- **The exercise**
Repeat all of the material exactly as given.

- **Data rows**
>>
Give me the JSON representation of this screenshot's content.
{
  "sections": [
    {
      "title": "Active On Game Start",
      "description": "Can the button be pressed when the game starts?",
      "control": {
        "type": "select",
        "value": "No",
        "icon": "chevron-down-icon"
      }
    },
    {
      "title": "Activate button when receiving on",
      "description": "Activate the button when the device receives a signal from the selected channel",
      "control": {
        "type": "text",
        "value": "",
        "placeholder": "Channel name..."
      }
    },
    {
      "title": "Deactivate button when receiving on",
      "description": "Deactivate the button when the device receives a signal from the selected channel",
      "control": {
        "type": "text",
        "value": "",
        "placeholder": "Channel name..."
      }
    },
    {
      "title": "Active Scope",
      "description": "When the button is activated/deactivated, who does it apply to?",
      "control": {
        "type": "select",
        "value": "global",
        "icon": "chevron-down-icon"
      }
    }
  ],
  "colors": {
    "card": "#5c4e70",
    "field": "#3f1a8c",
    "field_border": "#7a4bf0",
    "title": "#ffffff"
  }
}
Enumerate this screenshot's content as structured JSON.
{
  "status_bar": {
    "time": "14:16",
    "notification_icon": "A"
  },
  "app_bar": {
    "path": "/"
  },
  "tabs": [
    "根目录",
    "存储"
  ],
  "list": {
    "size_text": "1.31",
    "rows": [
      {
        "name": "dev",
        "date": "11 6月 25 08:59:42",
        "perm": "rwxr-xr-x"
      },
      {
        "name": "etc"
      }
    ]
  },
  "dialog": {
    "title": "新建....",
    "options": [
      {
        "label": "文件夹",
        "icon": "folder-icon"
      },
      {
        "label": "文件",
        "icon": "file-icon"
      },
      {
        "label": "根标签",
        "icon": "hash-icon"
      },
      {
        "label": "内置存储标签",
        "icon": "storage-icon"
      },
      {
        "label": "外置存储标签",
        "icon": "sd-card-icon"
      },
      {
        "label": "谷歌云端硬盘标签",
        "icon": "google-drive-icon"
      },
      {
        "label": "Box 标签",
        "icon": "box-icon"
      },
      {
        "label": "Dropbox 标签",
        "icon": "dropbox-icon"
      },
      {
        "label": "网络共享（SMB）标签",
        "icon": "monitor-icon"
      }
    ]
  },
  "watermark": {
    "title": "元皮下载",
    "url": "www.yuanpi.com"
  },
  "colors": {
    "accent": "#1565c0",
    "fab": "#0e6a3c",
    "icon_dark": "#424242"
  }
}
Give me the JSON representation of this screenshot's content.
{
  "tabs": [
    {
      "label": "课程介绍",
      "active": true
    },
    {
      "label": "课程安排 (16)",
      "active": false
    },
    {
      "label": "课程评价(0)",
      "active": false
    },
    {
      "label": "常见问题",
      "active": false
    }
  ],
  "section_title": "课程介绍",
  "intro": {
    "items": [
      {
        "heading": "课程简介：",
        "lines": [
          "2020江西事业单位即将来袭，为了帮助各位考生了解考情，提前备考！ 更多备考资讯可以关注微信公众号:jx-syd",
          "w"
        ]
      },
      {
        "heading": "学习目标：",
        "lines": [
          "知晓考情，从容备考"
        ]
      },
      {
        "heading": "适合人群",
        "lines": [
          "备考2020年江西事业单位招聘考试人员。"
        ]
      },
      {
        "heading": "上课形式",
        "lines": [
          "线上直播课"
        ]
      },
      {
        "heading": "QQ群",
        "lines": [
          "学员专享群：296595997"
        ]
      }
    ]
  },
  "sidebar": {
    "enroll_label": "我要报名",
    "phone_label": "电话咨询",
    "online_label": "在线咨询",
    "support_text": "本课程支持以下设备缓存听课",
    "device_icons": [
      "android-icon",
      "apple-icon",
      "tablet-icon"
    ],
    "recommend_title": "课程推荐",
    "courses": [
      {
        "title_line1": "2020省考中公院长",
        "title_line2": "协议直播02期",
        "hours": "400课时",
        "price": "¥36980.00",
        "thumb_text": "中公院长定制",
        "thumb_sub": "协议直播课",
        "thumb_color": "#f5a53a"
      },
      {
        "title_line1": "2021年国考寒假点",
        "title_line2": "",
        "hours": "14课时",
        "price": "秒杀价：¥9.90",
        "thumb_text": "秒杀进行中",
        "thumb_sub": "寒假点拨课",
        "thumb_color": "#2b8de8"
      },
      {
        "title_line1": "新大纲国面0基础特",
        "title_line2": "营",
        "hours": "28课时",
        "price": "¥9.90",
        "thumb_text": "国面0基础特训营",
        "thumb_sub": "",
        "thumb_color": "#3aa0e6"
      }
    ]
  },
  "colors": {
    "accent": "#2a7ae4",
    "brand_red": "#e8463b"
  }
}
<<
- **Written solution**
Give me the JSON representation of this screenshot's content.
{
  "sections": [
    {
      "title": "Active On Game Start",
      "description": "Can the button be pressed when the game starts?",
      "control": {
        "type": "select",
        "value": "No",
        "icon": "chevron-down-icon"
      }
    },
    {
      "title": "Activate button when receiving on",
      "description": "Activate the button when the device receives a signal from the selected channel",
      "control": {
        "type": "text",
        "value": "",
        "placeholder": "Channel name..."
      }
    },
    {
      "title": "Deactivate button when receiving on",
      "description": "Deactivate the button when the device receives a signal from the selected channel",
      "control": {
        "type": "text",
        "value": "",
        "placeholder": "Channel name..."
      }
    },
    {
      "title": "Active Scope",
      "description": "When the button is activated/deactivated, who does it apply to?",
      "control": {
        "type": "select",
        "value": "global",
        "icon": "chevron-down-icon"
      }
    }
  ],
  "colors": {
    "card": "#5c4e70",
    "field": "#3f1a8c",
    "field_border": "#7a4bf0",
    "title": "#ffffff"
  }
}
Enumerate this screenshot's content as structured JSON.
{
  "status_bar": {
    "time": "14:16",
    "notification_icon": "A"
  },
  "app_bar": {
    "path": "/"
  },
  "tabs": [
    "根目录",
    "存储"
  ],
  "list": {
    "size_text": "1.31",
    "rows": [
      {
        "name": "dev",
        "date": "11 6月 25 08:59:42",
        "perm": "rwxr-xr-x"
      },
      {
        "name": "etc"
      }
    ]
  },
  "dialog": {
    "title": "新建....",
    "options": [
      {
        "label": "文件夹",
        "icon": "folder-icon"
      },
      {
        "label": "文件",
        "icon": "file-icon"
      },
      {
        "label": "根标签",
        "icon": "hash-icon"
      },
      {
        "label": "内置存储标签",
        "icon": "storage-icon"
      },
      {
        "label": "外置存储标签",
        "icon": "sd-card-icon"
      },
      {
        "label": "谷歌云端硬盘标签",
        "icon": "google-drive-icon"
      },
      {
        "label": "Box 标签",
        "icon": "box-icon"
      },
      {
        "label": "Dropbox 标签",
        "icon": "dropbox-icon"
      },
      {
        "label": "网络共享（SMB）标签",
        "icon": "monitor-icon"
      }
    ]
  },
  "watermark": {
    "title": "元皮下载",
    "url": "www.yuanpi.com"
  },
  "colors": {
    "accent": "#1565c0",
    "fab": "#0e6a3c",
    "icon_dark": "#424242"
  }
}
Give me the JSON representation of this screenshot's content.
{
  "tabs": [
    {
      "label": "课程介绍",
      "active": true
    },
    {
      "label": "课程安排 (16)",
      "active": false
    },
    {
      "label": "课程评价(0)",
      "active": false
    },
    {
      "label": "常见问题",
      "active": false
    }
  ],
  "section_title": "课程介绍",
  "intro": {
    "items": [
      {
        "heading": "课程简介：",
        "lines": [
          "2020江西事业单位即将来袭，为了帮助各位考生了解考情，提前备考！ 更多备考资讯可以关注微信公众号:jx-syd",
          "w"
        ]
      },
      {
        "heading": "学习目标：",
        "lines": [
          "知晓考情，从容备考"
        ]
      },
      {
        "heading": "适合人群",
        "lines": [
          "备考2020年江西事业单位招聘考试人员。"
        ]
      },
      {
        "heading": "上课形式",
        "lines": [
          "线上直播课"
        ]
      },
      {
        "heading": "QQ群",
        "lines": [
          "学员专享群：296595997"
        ]
      }
    ]
  },
  "sidebar": {
    "enroll_label": "我要报名",
    "phone_label": "电话咨询",
    "online_label": "在线咨询",
    "support_text": "本课程支持以下设备缓存听课",
    "device_icons": [
      "android-icon",
      "apple-icon",
      "tablet-icon"
    ],
    "recommend_title": "课程推荐",
    "courses": [
      {
        "title_line1": "2020省考中公院长",
        "title_line2": "协议直播02期",
        "hours": "400课时",
        "price": "¥36980.00",
        "thumb_text": "中公院长定制",
        "thumb_sub": "协议直播课",
        "thumb_color": "#f5a53a"
      },
      {
        "title_line1": "2021年国考寒假点",
        "title_line2": "",
        "hours": "14课时",
        "price": "秒杀价：¥9.90",
        "thumb_text": "秒杀进行中",
        "thumb_sub": "寒假点拨课",
        "thumb_color": "#2b8de8"
      },
      {
        "title_line1": "新大纲国面0基础特",
        "title_line2": "营",
        "hours": "28课时",
        "price": "¥9.90",
        "thumb_text": "国面0基础特训营",
        "thumb_sub": "",
        "thumb_color": "#3aa0e6"
      }
    ]
  },
  "colors": {
    "accent": "#2a7ae4",
    "brand_red": "#e8463b"
  }
}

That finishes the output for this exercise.